Goal of the exercise
Tally the lines holding "screenshot" and state only that figure.

Dataset entries
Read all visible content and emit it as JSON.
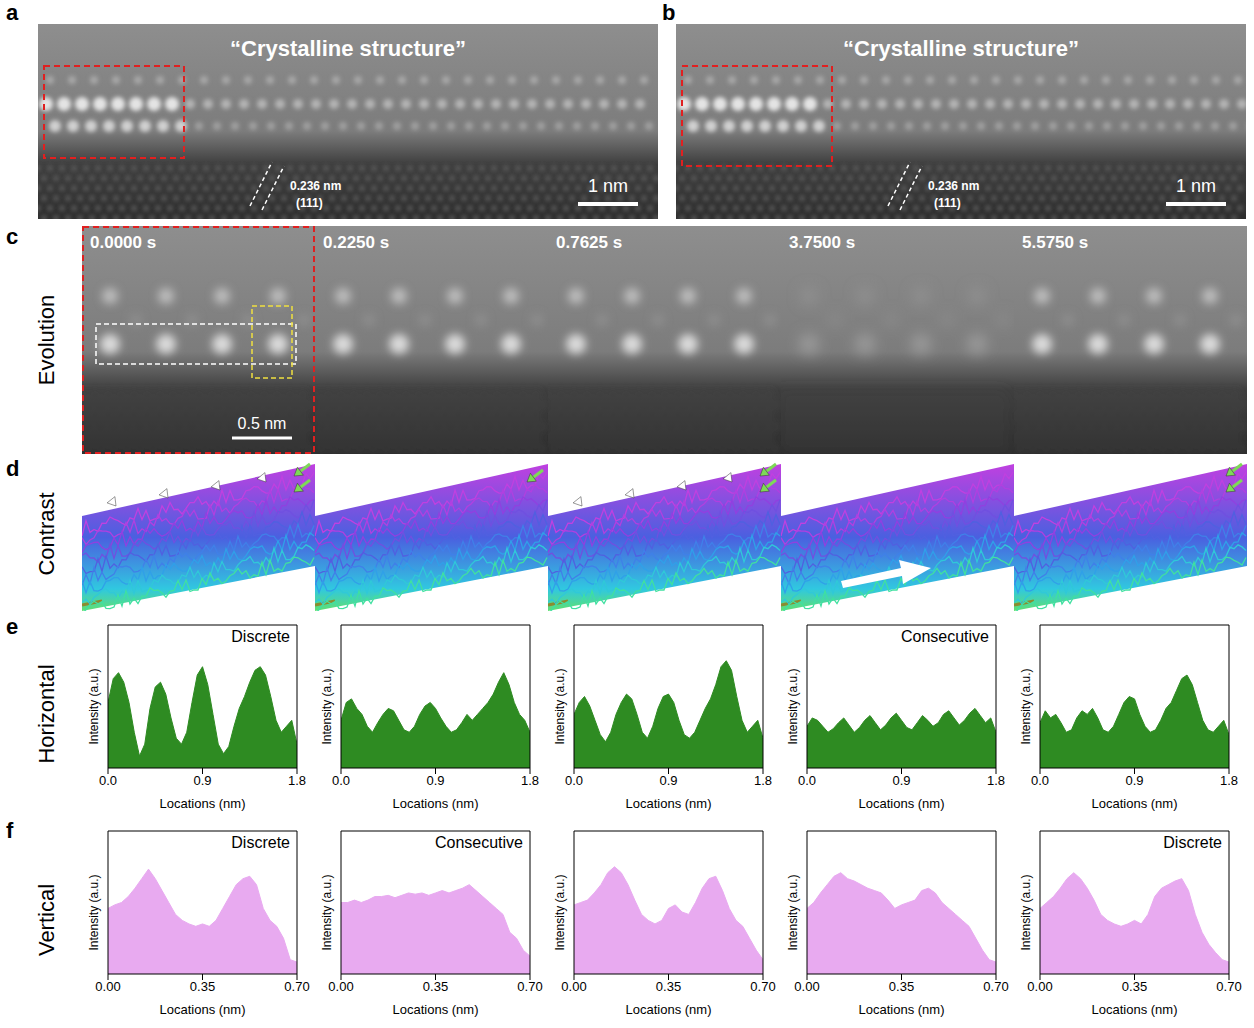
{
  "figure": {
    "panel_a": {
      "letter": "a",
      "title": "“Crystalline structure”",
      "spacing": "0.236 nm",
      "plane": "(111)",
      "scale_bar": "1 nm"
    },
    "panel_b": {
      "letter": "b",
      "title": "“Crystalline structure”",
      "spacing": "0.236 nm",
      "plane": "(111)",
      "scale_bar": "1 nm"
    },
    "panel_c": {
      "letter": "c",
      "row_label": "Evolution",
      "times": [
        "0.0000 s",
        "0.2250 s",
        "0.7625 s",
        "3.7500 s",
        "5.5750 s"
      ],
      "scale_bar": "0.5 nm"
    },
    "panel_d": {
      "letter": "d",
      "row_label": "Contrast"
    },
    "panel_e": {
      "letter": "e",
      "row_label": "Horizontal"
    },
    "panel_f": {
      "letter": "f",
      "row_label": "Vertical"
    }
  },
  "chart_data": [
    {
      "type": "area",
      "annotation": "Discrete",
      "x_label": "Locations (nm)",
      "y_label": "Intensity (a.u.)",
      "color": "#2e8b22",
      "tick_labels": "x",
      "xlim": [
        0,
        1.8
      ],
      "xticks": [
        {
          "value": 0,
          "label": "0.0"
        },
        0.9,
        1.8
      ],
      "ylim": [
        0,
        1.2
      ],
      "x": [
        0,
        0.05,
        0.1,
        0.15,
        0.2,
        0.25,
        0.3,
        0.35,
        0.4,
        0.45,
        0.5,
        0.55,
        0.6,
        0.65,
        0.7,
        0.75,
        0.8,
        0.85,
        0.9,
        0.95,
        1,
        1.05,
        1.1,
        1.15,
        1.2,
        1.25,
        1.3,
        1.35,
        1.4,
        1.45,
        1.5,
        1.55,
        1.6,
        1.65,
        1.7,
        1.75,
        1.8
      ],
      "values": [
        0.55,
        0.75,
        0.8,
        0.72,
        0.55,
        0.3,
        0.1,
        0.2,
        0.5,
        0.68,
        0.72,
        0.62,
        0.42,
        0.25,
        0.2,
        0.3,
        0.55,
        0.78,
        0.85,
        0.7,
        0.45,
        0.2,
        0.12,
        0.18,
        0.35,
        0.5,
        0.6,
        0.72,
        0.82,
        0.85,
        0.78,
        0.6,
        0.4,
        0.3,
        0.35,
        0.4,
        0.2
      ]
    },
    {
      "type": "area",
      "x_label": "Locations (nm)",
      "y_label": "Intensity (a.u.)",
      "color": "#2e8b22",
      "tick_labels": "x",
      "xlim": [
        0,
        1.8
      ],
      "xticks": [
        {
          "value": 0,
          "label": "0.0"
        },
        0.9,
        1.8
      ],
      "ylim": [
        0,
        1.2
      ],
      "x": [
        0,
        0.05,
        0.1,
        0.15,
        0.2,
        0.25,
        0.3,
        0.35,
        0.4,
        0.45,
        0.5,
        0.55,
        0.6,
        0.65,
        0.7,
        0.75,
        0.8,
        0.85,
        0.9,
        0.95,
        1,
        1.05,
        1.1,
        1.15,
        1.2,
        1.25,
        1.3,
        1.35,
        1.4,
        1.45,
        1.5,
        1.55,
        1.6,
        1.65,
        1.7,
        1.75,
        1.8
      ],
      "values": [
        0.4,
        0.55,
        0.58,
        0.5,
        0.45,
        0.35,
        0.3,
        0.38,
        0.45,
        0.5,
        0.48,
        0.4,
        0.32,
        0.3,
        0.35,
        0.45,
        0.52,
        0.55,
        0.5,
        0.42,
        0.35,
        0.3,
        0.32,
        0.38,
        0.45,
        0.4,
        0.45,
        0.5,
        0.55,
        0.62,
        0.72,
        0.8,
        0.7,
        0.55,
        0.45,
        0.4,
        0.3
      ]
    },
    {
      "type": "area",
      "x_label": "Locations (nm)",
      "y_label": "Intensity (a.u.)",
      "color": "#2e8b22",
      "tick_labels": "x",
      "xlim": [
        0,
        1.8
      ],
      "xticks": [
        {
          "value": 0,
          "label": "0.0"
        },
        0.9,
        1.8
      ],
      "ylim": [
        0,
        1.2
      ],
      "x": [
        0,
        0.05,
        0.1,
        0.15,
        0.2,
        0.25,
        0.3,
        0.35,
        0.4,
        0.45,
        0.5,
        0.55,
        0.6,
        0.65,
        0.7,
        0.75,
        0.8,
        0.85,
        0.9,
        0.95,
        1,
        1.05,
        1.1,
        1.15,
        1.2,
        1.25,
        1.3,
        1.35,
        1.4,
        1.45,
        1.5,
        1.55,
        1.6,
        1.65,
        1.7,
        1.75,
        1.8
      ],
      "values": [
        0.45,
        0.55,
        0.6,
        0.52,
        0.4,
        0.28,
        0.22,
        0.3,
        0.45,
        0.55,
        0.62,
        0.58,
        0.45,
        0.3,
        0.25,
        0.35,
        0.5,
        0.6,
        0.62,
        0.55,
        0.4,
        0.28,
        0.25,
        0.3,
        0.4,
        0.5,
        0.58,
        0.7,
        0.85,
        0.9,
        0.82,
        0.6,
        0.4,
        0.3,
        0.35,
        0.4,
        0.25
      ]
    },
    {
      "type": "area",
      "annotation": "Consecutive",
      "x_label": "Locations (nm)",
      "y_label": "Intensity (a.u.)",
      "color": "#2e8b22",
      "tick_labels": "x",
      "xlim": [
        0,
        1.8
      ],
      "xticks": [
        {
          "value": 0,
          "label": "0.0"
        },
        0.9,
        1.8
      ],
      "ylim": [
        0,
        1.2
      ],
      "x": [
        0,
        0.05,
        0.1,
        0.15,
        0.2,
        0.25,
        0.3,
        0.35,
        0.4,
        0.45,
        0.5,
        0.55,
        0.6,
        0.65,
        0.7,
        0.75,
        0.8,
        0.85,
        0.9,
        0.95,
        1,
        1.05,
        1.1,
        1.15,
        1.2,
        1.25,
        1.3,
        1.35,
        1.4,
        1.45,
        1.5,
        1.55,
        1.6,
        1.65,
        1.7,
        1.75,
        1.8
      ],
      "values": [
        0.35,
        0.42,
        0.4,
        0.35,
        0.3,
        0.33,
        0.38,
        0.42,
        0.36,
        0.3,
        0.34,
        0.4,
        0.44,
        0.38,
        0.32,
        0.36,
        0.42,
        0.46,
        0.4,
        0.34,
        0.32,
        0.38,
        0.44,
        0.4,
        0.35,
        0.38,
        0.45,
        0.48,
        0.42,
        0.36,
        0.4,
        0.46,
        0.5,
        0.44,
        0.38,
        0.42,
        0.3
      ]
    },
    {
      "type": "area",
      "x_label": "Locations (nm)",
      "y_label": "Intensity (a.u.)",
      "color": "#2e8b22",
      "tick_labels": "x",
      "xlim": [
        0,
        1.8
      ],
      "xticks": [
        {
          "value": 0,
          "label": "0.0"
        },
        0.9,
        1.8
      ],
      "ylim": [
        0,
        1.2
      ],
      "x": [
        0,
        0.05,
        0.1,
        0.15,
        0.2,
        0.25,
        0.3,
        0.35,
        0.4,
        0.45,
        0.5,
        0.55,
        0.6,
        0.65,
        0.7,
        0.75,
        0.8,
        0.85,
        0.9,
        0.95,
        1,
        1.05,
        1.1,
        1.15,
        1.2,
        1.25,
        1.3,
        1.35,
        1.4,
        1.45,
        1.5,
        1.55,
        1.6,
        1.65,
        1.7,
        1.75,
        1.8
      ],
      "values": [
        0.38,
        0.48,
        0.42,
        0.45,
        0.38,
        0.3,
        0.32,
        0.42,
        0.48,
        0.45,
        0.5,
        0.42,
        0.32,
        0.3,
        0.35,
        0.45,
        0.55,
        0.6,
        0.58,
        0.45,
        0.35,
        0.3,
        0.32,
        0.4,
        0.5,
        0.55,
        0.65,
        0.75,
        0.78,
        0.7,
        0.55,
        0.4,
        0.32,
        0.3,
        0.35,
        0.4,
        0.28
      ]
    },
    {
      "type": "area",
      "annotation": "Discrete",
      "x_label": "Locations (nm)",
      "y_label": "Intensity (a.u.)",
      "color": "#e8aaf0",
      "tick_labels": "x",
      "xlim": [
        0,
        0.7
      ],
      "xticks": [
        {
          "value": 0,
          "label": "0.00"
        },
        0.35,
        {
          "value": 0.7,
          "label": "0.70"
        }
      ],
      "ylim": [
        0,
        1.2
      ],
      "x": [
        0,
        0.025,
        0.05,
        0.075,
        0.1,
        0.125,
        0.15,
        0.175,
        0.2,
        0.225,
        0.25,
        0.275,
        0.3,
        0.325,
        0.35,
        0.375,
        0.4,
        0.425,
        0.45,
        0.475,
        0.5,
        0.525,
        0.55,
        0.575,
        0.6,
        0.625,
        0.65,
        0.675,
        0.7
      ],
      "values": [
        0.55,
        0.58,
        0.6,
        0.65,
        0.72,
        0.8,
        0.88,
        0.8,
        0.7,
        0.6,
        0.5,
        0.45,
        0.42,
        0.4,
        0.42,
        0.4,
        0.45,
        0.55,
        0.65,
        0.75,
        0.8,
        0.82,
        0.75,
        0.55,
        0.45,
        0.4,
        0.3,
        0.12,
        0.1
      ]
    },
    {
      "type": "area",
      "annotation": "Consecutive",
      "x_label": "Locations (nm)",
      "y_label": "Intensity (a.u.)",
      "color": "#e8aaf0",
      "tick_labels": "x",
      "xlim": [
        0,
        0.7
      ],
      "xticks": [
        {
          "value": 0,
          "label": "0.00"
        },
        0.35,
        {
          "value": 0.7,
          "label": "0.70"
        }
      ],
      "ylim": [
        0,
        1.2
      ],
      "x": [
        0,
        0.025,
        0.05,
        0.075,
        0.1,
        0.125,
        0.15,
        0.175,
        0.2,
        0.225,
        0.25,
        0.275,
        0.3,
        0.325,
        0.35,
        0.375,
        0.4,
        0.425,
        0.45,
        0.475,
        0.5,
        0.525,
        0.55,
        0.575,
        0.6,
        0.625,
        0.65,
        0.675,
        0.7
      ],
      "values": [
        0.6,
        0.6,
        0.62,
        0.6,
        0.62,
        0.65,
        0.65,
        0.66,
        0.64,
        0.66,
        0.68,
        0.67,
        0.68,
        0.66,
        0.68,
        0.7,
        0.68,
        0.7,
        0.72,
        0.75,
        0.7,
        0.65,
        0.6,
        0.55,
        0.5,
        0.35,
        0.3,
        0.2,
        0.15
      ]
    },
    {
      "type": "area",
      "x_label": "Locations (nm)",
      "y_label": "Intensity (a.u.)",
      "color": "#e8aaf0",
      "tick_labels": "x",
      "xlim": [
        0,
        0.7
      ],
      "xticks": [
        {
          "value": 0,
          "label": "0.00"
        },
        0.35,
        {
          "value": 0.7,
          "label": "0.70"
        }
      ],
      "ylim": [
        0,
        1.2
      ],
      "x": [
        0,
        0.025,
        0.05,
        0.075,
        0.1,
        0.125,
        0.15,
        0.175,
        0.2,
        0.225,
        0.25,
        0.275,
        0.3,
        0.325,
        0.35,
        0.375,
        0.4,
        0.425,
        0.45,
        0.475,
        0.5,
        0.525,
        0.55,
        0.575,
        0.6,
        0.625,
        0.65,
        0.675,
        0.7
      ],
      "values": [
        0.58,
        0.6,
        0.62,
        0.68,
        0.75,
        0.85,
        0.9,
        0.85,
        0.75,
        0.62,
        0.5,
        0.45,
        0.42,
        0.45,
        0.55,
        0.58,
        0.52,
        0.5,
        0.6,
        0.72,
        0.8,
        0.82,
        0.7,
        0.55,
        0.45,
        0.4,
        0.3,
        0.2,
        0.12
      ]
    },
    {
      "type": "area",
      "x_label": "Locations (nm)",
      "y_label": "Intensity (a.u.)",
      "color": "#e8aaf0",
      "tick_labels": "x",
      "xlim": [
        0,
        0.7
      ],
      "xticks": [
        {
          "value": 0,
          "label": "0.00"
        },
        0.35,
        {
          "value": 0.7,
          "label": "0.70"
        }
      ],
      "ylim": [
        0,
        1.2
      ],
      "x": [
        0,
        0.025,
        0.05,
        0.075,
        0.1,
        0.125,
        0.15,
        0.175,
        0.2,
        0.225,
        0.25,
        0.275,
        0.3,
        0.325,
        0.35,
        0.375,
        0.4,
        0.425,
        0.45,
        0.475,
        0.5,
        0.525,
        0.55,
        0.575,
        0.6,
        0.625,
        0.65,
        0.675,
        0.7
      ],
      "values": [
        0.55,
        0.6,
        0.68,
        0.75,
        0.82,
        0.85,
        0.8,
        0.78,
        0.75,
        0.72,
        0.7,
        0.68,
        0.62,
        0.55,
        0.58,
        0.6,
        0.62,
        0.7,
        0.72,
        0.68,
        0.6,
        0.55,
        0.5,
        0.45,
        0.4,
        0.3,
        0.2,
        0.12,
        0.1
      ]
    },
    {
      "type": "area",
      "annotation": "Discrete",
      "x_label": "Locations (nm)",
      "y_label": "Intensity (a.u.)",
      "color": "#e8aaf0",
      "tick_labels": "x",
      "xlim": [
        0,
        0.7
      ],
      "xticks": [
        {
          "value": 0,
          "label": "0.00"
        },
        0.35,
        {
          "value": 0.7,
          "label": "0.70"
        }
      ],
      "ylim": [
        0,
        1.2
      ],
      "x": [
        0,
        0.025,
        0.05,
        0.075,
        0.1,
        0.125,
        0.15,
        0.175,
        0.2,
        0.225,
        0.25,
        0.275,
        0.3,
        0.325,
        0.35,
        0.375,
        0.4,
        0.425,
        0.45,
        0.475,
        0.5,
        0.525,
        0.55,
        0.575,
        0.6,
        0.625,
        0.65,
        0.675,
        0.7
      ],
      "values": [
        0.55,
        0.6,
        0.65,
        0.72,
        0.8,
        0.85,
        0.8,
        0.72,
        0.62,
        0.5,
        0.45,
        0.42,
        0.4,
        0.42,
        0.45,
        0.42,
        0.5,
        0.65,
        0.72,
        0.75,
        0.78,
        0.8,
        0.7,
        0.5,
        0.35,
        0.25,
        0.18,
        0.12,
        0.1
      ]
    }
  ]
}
...
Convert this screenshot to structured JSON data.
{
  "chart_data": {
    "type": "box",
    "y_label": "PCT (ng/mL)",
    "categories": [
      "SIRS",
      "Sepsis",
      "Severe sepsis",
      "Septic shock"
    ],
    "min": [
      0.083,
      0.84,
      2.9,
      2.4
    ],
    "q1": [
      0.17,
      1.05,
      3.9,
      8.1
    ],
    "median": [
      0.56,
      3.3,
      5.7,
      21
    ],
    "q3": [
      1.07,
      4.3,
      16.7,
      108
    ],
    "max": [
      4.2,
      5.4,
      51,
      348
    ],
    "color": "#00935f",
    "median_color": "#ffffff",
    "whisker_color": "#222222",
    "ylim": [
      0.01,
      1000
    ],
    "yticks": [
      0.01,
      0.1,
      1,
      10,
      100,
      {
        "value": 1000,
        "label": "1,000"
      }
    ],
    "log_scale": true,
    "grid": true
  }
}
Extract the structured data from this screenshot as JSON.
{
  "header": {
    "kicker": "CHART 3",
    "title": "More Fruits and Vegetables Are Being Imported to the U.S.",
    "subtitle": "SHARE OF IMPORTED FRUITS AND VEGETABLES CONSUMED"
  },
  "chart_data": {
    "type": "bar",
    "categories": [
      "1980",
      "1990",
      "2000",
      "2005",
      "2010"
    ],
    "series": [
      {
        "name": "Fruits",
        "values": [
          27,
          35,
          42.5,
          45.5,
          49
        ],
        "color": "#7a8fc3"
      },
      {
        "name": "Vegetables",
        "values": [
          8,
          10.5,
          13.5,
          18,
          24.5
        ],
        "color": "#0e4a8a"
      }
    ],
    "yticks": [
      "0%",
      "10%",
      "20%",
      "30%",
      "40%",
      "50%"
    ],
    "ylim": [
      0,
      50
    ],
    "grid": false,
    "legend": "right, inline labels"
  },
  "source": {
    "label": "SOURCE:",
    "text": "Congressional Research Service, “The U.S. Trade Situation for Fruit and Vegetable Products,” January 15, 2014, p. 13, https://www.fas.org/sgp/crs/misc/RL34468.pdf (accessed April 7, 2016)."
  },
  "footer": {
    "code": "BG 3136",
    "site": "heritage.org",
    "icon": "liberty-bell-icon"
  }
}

Task output
2